--- Start ---

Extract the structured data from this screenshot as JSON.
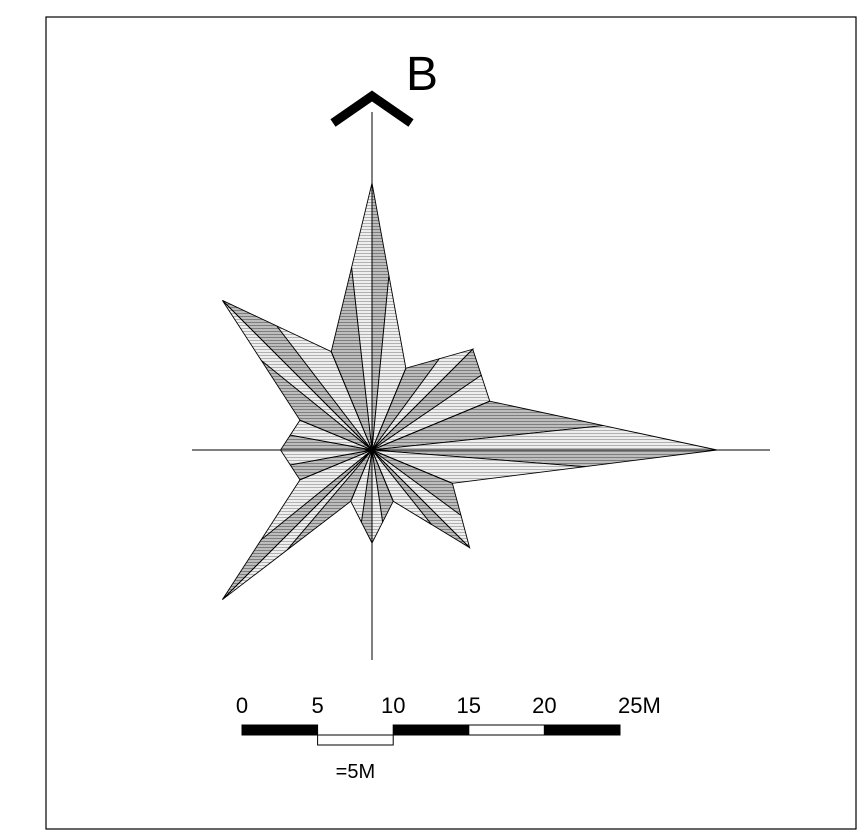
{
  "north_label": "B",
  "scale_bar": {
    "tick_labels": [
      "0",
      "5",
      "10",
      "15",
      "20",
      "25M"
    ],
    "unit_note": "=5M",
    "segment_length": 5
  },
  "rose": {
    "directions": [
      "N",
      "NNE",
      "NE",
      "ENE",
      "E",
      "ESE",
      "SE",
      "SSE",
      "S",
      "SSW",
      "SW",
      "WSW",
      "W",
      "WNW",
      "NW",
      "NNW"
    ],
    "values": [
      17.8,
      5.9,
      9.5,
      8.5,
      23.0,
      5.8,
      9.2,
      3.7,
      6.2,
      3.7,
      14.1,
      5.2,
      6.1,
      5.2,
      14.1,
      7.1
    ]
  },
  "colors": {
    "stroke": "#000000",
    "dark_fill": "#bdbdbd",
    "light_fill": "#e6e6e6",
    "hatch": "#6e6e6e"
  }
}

--- End ---

◆ GIVEN EXERCISE ◆
Give an exact copy of the material, leaving out every picture.

◆ EXERCISE RESULT ◆
Extract the structured data from this screenshot as JSON.
{
  "north_label": "B",
  "scale_bar": {
    "tick_labels": [
      "0",
      "5",
      "10",
      "15",
      "20",
      "25M"
    ],
    "unit_note": "=5M",
    "segment_length": 5
  },
  "rose": {
    "directions": [
      "N",
      "NNE",
      "NE",
      "ENE",
      "E",
      "ESE",
      "SE",
      "SSE",
      "S",
      "SSW",
      "SW",
      "WSW",
      "W",
      "WNW",
      "NW",
      "NNW"
    ],
    "values": [
      17.8,
      5.9,
      9.5,
      8.5,
      23.0,
      5.8,
      9.2,
      3.7,
      6.2,
      3.7,
      14.1,
      5.2,
      6.1,
      5.2,
      14.1,
      7.1
    ]
  },
  "colors": {
    "stroke": "#000000",
    "dark_fill": "#bdbdbd",
    "light_fill": "#e6e6e6",
    "hatch": "#6e6e6e"
  }
}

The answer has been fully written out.